╭──

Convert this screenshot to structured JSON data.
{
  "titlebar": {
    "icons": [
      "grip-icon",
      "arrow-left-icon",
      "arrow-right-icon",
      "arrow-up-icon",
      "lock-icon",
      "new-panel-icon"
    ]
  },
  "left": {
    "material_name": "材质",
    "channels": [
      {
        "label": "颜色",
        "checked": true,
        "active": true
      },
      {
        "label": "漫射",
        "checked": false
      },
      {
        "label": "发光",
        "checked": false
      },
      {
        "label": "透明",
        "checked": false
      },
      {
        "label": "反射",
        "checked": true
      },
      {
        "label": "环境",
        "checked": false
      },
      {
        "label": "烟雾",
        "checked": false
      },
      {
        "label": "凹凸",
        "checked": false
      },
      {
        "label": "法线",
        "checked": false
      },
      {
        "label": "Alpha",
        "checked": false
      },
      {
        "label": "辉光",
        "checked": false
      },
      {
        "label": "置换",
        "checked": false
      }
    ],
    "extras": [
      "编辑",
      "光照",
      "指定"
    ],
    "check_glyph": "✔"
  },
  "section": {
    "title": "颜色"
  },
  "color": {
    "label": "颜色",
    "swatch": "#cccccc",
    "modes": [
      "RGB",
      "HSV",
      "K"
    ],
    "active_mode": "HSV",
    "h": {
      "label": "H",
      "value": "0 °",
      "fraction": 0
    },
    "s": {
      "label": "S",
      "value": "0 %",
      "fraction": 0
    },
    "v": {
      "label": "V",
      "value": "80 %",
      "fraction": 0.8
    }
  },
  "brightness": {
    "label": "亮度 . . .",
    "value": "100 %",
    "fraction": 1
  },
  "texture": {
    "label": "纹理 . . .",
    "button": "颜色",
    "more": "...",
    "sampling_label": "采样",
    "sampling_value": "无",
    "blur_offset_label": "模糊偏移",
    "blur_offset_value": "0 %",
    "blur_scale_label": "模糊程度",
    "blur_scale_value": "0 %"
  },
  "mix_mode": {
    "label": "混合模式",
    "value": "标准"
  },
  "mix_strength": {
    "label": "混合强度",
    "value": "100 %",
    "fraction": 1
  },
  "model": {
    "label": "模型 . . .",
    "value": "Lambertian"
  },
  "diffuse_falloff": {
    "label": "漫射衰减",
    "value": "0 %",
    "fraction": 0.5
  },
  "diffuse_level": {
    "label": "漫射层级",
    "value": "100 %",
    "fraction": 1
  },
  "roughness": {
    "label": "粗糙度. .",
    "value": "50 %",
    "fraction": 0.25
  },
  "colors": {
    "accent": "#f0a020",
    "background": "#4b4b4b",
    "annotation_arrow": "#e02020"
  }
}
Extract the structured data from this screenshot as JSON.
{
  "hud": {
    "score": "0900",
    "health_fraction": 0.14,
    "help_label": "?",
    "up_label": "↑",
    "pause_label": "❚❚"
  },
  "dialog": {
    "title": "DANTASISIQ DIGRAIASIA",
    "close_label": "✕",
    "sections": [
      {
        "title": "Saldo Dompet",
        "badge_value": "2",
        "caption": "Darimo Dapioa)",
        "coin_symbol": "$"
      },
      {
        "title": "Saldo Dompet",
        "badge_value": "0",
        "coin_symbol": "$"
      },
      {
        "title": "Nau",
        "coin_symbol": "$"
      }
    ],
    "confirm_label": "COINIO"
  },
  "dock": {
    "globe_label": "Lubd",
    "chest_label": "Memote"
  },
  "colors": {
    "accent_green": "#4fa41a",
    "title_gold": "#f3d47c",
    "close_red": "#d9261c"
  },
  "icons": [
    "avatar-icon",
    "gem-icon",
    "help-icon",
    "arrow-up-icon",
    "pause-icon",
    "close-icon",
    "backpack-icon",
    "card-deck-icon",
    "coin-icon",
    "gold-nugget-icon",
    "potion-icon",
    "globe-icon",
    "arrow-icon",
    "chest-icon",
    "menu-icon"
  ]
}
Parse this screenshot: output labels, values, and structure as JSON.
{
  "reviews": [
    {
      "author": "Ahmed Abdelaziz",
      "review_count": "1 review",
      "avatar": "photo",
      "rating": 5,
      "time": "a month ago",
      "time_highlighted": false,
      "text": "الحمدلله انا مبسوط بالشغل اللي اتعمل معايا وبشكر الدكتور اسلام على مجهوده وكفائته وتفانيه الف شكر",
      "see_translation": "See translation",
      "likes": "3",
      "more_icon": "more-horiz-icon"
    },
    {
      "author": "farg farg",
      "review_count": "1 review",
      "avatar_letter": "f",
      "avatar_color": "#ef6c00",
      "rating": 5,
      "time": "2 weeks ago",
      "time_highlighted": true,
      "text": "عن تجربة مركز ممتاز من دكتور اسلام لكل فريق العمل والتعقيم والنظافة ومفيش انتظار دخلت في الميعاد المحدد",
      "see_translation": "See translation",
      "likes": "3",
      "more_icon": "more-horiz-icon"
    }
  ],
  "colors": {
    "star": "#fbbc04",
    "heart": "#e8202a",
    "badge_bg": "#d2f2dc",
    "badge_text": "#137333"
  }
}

╰──

Extract the complete listing above, reproducing each line exactly.

▶ [Result of this exercise]
Convert this screenshot to structured JSON data.
{
  "titlebar": {
    "icons": [
      "grip-icon",
      "arrow-left-icon",
      "arrow-right-icon",
      "arrow-up-icon",
      "lock-icon",
      "new-panel-icon"
    ]
  },
  "left": {
    "material_name": "材质",
    "channels": [
      {
        "label": "颜色",
        "checked": true,
        "active": true
      },
      {
        "label": "漫射",
        "checked": false
      },
      {
        "label": "发光",
        "checked": false
      },
      {
        "label": "透明",
        "checked": false
      },
      {
        "label": "反射",
        "checked": true
      },
      {
        "label": "环境",
        "checked": false
      },
      {
        "label": "烟雾",
        "checked": false
      },
      {
        "label": "凹凸",
        "checked": false
      },
      {
        "label": "法线",
        "checked": false
      },
      {
        "label": "Alpha",
        "checked": false
      },
      {
        "label": "辉光",
        "checked": false
      },
      {
        "label": "置换",
        "checked": false
      }
    ],
    "extras": [
      "编辑",
      "光照",
      "指定"
    ],
    "check_glyph": "✔"
  },
  "section": {
    "title": "颜色"
  },
  "color": {
    "label": "颜色",
    "swatch": "#cccccc",
    "modes": [
      "RGB",
      "HSV",
      "K"
    ],
    "active_mode": "HSV",
    "h": {
      "label": "H",
      "value": "0 °",
      "fraction": 0
    },
    "s": {
      "label": "S",
      "value": "0 %",
      "fraction": 0
    },
    "v": {
      "label": "V",
      "value": "80 %",
      "fraction": 0.8
    }
  },
  "brightness": {
    "label": "亮度 . . .",
    "value": "100 %",
    "fraction": 1
  },
  "texture": {
    "label": "纹理 . . .",
    "button": "颜色",
    "more": "...",
    "sampling_label": "采样",
    "sampling_value": "无",
    "blur_offset_label": "模糊偏移",
    "blur_offset_value": "0 %",
    "blur_scale_label": "模糊程度",
    "blur_scale_value": "0 %"
  },
  "mix_mode": {
    "label": "混合模式",
    "value": "标准"
  },
  "mix_strength": {
    "label": "混合强度",
    "value": "100 %",
    "fraction": 1
  },
  "model": {
    "label": "模型 . . .",
    "value": "Lambertian"
  },
  "diffuse_falloff": {
    "label": "漫射衰减",
    "value": "0 %",
    "fraction": 0.5
  },
  "diffuse_level": {
    "label": "漫射层级",
    "value": "100 %",
    "fraction": 1
  },
  "roughness": {
    "label": "粗糙度. .",
    "value": "50 %",
    "fraction": 0.25
  },
  "colors": {
    "accent": "#f0a020",
    "background": "#4b4b4b",
    "annotation_arrow": "#e02020"
  }
}
Extract the structured data from this screenshot as JSON.
{
  "hud": {
    "score": "0900",
    "health_fraction": 0.14,
    "help_label": "?",
    "up_label": "↑",
    "pause_label": "❚❚"
  },
  "dialog": {
    "title": "DANTASISIQ DIGRAIASIA",
    "close_label": "✕",
    "sections": [
      {
        "title": "Saldo Dompet",
        "badge_value": "2",
        "caption": "Darimo Dapioa)",
        "coin_symbol": "$"
      },
      {
        "title": "Saldo Dompet",
        "badge_value": "0",
        "coin_symbol": "$"
      },
      {
        "title": "Nau",
        "coin_symbol": "$"
      }
    ],
    "confirm_label": "COINIO"
  },
  "dock": {
    "globe_label": "Lubd",
    "chest_label": "Memote"
  },
  "colors": {
    "accent_green": "#4fa41a",
    "title_gold": "#f3d47c",
    "close_red": "#d9261c"
  },
  "icons": [
    "avatar-icon",
    "gem-icon",
    "help-icon",
    "arrow-up-icon",
    "pause-icon",
    "close-icon",
    "backpack-icon",
    "card-deck-icon",
    "coin-icon",
    "gold-nugget-icon",
    "potion-icon",
    "globe-icon",
    "arrow-icon",
    "chest-icon",
    "menu-icon"
  ]
}
Parse this screenshot: output labels, values, and structure as JSON.
{
  "reviews": [
    {
      "author": "Ahmed Abdelaziz",
      "review_count": "1 review",
      "avatar": "photo",
      "rating": 5,
      "time": "a month ago",
      "time_highlighted": false,
      "text": "الحمدلله انا مبسوط بالشغل اللي اتعمل معايا وبشكر الدكتور اسلام على مجهوده وكفائته وتفانيه الف شكر",
      "see_translation": "See translation",
      "likes": "3",
      "more_icon": "more-horiz-icon"
    },
    {
      "author": "farg farg",
      "review_count": "1 review",
      "avatar_letter": "f",
      "avatar_color": "#ef6c00",
      "rating": 5,
      "time": "2 weeks ago",
      "time_highlighted": true,
      "text": "عن تجربة مركز ممتاز من دكتور اسلام لكل فريق العمل والتعقيم والنظافة ومفيش انتظار دخلت في الميعاد المحدد",
      "see_translation": "See translation",
      "likes": "3",
      "more_icon": "more-horiz-icon"
    }
  ],
  "colors": {
    "star": "#fbbc04",
    "heart": "#e8202a",
    "badge_bg": "#d2f2dc",
    "badge_text": "#137333"
  }
}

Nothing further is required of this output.